● PROBLEM DETAILS
Reproduce every entry exactly, without alteration.

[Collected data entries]
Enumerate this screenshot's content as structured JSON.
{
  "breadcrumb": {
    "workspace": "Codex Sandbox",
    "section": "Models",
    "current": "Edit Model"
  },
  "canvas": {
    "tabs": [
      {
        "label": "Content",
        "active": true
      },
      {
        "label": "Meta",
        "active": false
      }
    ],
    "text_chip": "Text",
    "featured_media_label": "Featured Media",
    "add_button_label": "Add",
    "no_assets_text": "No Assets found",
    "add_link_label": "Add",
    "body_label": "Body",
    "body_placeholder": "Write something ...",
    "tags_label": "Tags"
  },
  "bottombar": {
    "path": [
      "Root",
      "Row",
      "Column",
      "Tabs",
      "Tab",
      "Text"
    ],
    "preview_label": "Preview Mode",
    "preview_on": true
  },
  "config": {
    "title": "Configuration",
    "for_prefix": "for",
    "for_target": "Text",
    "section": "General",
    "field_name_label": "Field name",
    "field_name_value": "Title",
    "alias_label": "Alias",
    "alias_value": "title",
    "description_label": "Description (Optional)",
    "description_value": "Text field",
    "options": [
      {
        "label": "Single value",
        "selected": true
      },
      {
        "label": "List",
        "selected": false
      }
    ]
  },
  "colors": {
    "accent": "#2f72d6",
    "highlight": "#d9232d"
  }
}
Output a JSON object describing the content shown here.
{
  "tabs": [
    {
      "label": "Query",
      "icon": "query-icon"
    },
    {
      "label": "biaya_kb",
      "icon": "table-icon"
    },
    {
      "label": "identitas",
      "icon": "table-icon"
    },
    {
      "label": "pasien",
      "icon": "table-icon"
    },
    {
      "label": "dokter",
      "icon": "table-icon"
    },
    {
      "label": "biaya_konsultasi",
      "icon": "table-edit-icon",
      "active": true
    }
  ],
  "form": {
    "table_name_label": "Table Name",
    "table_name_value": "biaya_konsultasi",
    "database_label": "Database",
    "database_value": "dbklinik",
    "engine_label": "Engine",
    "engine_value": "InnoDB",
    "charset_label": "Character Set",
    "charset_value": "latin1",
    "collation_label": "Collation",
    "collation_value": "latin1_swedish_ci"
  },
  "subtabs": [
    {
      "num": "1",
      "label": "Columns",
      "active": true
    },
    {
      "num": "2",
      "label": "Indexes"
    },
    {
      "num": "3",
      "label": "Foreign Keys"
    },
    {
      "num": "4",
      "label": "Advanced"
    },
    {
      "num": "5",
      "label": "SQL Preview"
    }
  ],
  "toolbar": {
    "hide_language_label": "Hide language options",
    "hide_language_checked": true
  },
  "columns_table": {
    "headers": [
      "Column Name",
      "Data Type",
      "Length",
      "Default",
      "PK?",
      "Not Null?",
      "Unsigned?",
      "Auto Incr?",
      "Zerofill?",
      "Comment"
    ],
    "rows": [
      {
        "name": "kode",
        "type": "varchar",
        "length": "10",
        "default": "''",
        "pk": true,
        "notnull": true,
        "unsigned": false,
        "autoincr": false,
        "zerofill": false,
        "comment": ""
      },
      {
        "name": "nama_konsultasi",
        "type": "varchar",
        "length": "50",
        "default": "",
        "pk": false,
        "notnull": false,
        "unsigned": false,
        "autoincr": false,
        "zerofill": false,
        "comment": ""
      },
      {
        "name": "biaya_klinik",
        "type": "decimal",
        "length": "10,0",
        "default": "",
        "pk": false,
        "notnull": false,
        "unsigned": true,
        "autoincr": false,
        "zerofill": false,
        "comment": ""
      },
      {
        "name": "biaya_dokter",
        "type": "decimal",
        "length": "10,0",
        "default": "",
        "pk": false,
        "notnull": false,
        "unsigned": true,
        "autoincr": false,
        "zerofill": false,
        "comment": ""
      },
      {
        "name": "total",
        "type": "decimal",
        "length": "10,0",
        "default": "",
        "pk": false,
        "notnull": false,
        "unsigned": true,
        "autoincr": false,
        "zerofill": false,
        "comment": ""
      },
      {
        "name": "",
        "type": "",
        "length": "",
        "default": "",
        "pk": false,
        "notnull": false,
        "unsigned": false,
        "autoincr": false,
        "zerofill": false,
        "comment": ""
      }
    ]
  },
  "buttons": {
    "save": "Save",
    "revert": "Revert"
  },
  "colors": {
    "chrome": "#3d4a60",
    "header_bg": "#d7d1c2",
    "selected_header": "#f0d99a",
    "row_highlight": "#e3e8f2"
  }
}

● OUTPUT OF THE EXERCISE
Enumerate this screenshot's content as structured JSON.
{
  "breadcrumb": {
    "workspace": "Codex Sandbox",
    "section": "Models",
    "current": "Edit Model"
  },
  "canvas": {
    "tabs": [
      {
        "label": "Content",
        "active": true
      },
      {
        "label": "Meta",
        "active": false
      }
    ],
    "text_chip": "Text",
    "featured_media_label": "Featured Media",
    "add_button_label": "Add",
    "no_assets_text": "No Assets found",
    "add_link_label": "Add",
    "body_label": "Body",
    "body_placeholder": "Write something ...",
    "tags_label": "Tags"
  },
  "bottombar": {
    "path": [
      "Root",
      "Row",
      "Column",
      "Tabs",
      "Tab",
      "Text"
    ],
    "preview_label": "Preview Mode",
    "preview_on": true
  },
  "config": {
    "title": "Configuration",
    "for_prefix": "for",
    "for_target": "Text",
    "section": "General",
    "field_name_label": "Field name",
    "field_name_value": "Title",
    "alias_label": "Alias",
    "alias_value": "title",
    "description_label": "Description (Optional)",
    "description_value": "Text field",
    "options": [
      {
        "label": "Single value",
        "selected": true
      },
      {
        "label": "List",
        "selected": false
      }
    ]
  },
  "colors": {
    "accent": "#2f72d6",
    "highlight": "#d9232d"
  }
}
Output a JSON object describing the content shown here.
{
  "tabs": [
    {
      "label": "Query",
      "icon": "query-icon"
    },
    {
      "label": "biaya_kb",
      "icon": "table-icon"
    },
    {
      "label": "identitas",
      "icon": "table-icon"
    },
    {
      "label": "pasien",
      "icon": "table-icon"
    },
    {
      "label": "dokter",
      "icon": "table-icon"
    },
    {
      "label": "biaya_konsultasi",
      "icon": "table-edit-icon",
      "active": true
    }
  ],
  "form": {
    "table_name_label": "Table Name",
    "table_name_value": "biaya_konsultasi",
    "database_label": "Database",
    "database_value": "dbklinik",
    "engine_label": "Engine",
    "engine_value": "InnoDB",
    "charset_label": "Character Set",
    "charset_value": "latin1",
    "collation_label": "Collation",
    "collation_value": "latin1_swedish_ci"
  },
  "subtabs": [
    {
      "num": "1",
      "label": "Columns",
      "active": true
    },
    {
      "num": "2",
      "label": "Indexes"
    },
    {
      "num": "3",
      "label": "Foreign Keys"
    },
    {
      "num": "4",
      "label": "Advanced"
    },
    {
      "num": "5",
      "label": "SQL Preview"
    }
  ],
  "toolbar": {
    "hide_language_label": "Hide language options",
    "hide_language_checked": true
  },
  "columns_table": {
    "headers": [
      "Column Name",
      "Data Type",
      "Length",
      "Default",
      "PK?",
      "Not Null?",
      "Unsigned?",
      "Auto Incr?",
      "Zerofill?",
      "Comment"
    ],
    "rows": [
      {
        "name": "kode",
        "type": "varchar",
        "length": "10",
        "default": "''",
        "pk": true,
        "notnull": true,
        "unsigned": false,
        "autoincr": false,
        "zerofill": false,
        "comment": ""
      },
      {
        "name": "nama_konsultasi",
        "type": "varchar",
        "length": "50",
        "default": "",
        "pk": false,
        "notnull": false,
        "unsigned": false,
        "autoincr": false,
        "zerofill": false,
        "comment": ""
      },
      {
        "name": "biaya_klinik",
        "type": "decimal",
        "length": "10,0",
        "default": "",
        "pk": false,
        "notnull": false,
        "unsigned": true,
        "autoincr": false,
        "zerofill": false,
        "comment": ""
      },
      {
        "name": "biaya_dokter",
        "type": "decimal",
        "length": "10,0",
        "default": "",
        "pk": false,
        "notnull": false,
        "unsigned": true,
        "autoincr": false,
        "zerofill": false,
        "comment": ""
      },
      {
        "name": "total",
        "type": "decimal",
        "length": "10,0",
        "default": "",
        "pk": false,
        "notnull": false,
        "unsigned": true,
        "autoincr": false,
        "zerofill": false,
        "comment": ""
      },
      {
        "name": "",
        "type": "",
        "length": "",
        "default": "",
        "pk": false,
        "notnull": false,
        "unsigned": false,
        "autoincr": false,
        "zerofill": false,
        "comment": ""
      }
    ]
  },
  "buttons": {
    "save": "Save",
    "revert": "Revert"
  },
  "colors": {
    "chrome": "#3d4a60",
    "header_bg": "#d7d1c2",
    "selected_header": "#f0d99a",
    "row_highlight": "#e3e8f2"
  }
}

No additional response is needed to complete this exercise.